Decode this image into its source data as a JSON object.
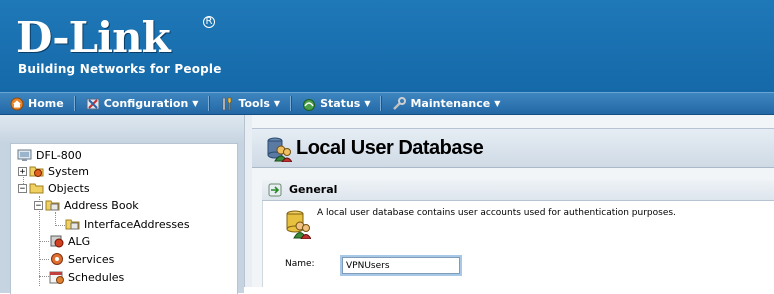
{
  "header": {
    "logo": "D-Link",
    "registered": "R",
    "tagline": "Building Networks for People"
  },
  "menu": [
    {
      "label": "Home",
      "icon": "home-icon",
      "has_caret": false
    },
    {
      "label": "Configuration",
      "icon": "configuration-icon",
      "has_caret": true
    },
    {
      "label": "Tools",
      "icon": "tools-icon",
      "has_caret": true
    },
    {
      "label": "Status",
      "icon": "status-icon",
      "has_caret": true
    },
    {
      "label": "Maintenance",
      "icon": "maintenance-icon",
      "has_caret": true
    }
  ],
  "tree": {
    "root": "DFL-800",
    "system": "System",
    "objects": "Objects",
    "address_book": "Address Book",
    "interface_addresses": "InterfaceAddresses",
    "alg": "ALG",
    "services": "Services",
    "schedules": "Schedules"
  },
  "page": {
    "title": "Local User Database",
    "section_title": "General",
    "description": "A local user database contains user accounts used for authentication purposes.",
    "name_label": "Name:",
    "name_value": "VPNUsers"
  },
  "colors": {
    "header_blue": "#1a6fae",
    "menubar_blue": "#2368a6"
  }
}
* * *
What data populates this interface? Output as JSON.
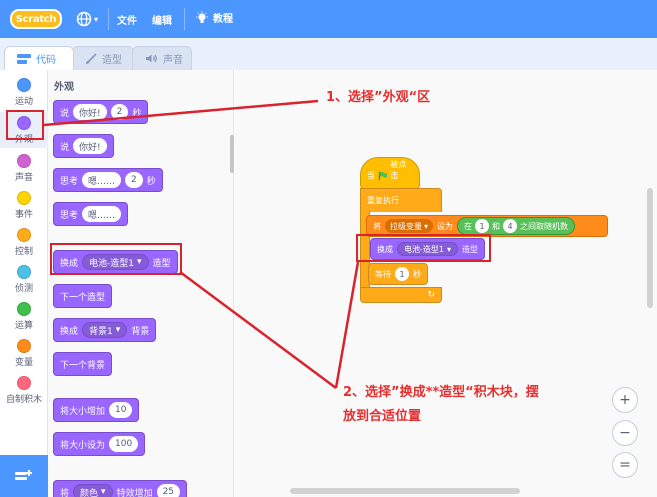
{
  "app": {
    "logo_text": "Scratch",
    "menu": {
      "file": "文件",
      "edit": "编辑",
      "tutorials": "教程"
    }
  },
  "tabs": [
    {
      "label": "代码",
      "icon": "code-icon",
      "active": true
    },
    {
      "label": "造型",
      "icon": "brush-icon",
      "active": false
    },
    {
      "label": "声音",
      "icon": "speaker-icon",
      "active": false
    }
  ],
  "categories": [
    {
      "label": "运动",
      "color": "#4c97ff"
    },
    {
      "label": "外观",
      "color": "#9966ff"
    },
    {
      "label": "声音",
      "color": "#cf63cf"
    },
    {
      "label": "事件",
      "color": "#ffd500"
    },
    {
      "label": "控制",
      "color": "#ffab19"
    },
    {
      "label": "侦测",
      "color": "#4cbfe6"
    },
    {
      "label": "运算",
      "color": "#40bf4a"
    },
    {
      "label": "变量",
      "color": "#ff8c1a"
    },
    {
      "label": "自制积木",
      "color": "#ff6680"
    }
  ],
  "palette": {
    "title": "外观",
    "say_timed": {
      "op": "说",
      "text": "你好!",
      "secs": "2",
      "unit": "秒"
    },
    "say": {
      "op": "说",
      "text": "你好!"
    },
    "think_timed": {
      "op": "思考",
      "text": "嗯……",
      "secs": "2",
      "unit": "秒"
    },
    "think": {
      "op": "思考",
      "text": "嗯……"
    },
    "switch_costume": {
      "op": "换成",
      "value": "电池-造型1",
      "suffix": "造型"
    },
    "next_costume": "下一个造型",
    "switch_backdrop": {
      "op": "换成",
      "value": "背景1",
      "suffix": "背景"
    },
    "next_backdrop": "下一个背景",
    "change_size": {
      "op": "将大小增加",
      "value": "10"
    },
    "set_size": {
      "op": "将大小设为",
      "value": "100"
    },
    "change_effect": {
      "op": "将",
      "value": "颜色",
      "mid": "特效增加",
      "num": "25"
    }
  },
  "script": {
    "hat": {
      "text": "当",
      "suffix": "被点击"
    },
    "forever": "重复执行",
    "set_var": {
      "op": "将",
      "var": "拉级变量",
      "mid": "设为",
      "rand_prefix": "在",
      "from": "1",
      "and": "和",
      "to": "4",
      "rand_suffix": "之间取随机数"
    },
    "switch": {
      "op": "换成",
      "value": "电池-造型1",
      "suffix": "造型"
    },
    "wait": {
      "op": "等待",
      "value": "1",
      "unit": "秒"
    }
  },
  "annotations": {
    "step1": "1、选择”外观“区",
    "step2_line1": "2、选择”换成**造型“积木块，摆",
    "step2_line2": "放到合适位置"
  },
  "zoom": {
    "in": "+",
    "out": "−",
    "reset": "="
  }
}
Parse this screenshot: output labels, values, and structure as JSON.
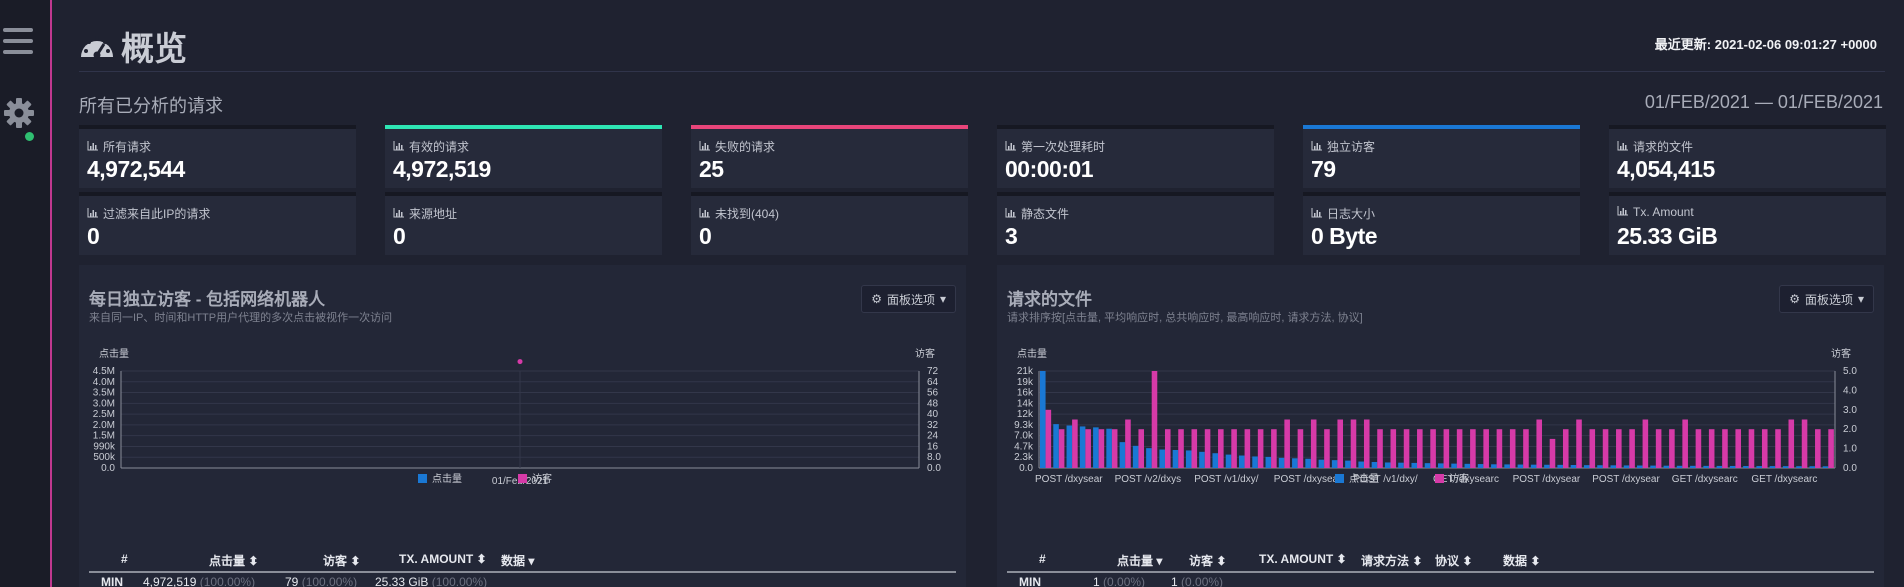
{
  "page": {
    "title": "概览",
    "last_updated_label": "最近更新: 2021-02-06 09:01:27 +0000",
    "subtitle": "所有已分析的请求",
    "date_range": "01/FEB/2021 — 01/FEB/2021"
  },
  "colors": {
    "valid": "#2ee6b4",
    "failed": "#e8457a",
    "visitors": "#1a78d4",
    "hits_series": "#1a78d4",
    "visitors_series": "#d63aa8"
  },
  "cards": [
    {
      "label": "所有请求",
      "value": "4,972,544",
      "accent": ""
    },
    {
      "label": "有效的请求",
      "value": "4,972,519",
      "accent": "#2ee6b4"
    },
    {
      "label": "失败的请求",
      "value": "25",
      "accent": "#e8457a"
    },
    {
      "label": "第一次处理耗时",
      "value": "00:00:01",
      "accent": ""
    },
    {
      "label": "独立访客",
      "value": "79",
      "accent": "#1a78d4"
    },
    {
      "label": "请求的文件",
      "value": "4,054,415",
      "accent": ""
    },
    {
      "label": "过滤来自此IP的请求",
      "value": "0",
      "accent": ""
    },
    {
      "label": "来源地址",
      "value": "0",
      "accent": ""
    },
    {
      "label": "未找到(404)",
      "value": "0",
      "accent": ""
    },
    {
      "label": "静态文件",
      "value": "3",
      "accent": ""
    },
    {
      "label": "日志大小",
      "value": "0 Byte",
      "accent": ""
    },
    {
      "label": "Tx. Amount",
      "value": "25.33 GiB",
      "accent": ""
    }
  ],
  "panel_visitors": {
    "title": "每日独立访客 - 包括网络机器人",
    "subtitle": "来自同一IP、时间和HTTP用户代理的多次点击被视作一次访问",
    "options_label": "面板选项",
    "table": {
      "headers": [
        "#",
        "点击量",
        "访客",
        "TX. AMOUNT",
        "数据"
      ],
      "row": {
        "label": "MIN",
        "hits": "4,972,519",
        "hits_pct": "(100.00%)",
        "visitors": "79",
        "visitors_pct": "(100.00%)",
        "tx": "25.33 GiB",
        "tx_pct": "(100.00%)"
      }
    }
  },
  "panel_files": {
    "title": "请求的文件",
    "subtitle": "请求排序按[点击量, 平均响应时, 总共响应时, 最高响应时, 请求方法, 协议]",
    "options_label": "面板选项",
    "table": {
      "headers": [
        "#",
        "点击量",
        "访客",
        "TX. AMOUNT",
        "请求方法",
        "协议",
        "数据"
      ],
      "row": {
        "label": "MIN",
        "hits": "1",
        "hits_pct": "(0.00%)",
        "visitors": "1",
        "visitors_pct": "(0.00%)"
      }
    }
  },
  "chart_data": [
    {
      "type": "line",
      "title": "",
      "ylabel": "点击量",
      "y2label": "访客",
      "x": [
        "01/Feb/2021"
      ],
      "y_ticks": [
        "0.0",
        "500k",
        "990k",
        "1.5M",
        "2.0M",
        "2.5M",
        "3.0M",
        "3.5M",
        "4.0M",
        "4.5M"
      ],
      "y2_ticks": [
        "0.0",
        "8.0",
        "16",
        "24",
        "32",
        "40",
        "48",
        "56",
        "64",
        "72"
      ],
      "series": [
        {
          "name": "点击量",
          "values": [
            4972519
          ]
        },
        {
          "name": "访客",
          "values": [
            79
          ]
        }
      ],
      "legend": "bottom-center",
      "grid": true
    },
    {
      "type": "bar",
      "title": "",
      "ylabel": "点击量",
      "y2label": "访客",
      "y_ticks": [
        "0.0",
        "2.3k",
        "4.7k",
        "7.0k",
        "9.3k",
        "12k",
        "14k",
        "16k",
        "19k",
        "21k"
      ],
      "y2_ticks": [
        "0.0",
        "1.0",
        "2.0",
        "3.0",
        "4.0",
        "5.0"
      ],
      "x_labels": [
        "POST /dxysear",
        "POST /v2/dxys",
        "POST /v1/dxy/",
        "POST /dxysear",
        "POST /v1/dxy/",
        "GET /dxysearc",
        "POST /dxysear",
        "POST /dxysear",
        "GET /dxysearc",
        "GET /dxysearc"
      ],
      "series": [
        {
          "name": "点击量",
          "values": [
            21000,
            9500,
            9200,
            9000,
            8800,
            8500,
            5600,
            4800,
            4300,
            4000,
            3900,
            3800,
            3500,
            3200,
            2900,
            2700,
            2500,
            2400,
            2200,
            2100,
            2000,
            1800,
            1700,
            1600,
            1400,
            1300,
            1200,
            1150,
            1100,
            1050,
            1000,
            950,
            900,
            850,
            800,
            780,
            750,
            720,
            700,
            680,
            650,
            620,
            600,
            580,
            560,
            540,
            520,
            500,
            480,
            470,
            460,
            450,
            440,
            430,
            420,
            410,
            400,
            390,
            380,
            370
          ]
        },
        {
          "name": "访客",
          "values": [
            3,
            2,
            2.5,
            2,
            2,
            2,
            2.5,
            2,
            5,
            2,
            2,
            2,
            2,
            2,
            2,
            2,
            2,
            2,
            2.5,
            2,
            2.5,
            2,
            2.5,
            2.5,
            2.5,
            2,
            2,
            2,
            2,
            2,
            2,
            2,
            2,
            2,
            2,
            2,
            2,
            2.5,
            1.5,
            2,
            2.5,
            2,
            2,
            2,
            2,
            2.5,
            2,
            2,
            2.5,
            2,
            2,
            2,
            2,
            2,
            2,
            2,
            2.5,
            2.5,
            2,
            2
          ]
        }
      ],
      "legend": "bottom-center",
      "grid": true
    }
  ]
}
==
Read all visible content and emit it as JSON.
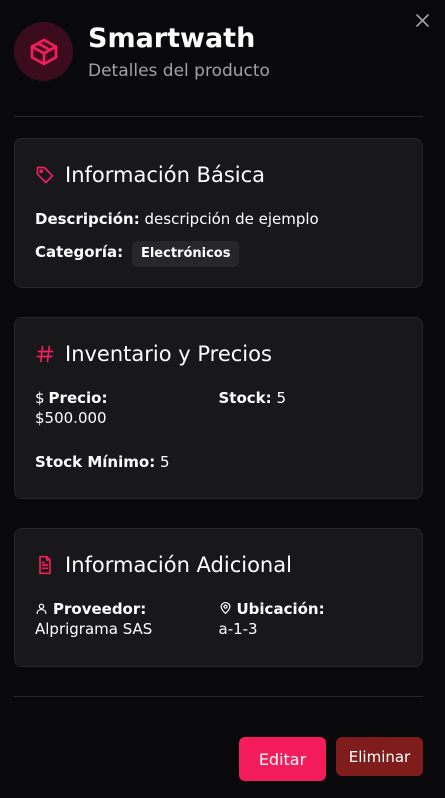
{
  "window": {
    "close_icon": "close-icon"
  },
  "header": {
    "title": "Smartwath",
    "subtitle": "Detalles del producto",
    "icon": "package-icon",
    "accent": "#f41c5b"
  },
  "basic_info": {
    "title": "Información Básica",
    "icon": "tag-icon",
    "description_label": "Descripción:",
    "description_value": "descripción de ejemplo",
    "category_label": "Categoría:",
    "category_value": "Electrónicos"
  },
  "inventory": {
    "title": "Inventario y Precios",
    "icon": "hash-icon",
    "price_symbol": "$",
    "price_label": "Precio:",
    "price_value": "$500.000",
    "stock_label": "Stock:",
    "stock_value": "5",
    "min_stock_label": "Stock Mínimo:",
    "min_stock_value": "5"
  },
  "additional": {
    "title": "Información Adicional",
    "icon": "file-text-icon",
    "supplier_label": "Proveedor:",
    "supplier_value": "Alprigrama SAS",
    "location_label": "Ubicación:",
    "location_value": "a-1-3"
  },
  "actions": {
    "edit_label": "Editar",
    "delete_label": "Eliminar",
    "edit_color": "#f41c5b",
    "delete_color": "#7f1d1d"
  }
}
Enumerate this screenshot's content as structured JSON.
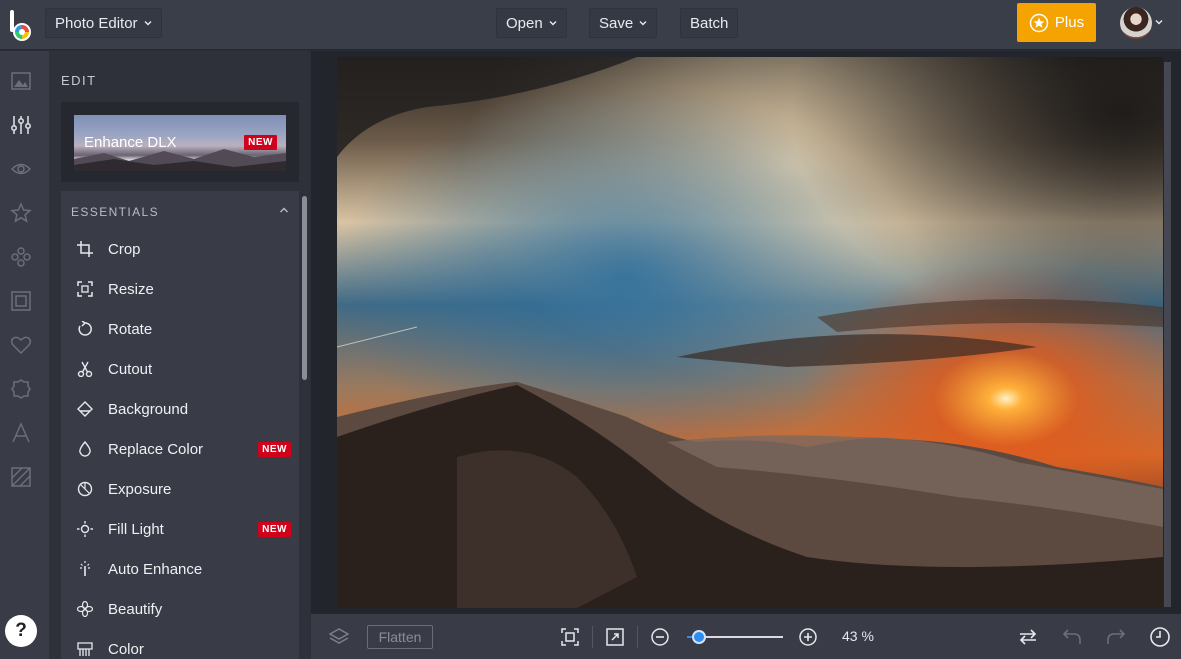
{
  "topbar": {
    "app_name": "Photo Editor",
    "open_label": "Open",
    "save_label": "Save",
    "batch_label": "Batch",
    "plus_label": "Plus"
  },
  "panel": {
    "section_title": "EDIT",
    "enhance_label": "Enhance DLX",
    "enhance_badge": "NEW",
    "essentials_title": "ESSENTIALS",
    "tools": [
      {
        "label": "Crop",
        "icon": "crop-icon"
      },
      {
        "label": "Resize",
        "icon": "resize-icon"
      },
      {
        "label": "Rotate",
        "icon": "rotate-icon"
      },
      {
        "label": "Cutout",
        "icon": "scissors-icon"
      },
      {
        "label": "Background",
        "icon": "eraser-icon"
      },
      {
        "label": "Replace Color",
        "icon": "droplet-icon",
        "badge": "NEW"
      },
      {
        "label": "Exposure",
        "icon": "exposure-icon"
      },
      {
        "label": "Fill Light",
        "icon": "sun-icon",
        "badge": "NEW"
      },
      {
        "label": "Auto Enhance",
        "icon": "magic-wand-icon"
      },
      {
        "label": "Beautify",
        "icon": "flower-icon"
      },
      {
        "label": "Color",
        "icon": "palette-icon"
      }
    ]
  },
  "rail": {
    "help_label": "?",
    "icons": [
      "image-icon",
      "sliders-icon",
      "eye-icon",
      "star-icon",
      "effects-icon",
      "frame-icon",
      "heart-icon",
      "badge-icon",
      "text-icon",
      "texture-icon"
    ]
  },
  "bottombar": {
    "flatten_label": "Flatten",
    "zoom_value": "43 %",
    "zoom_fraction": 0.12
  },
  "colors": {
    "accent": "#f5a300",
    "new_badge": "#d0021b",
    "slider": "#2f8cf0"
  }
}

• What to do: Return each line where "JSON" shows up.

• Exercise result:
Decode this image into its source data as a JSON object.
What data populates this interface? Output as JSON.
Parse this screenshot: output labels, values, and structure as JSON.
Read all visible content and emit it as JSON.
Enumerate this screenshot's content as structured JSON.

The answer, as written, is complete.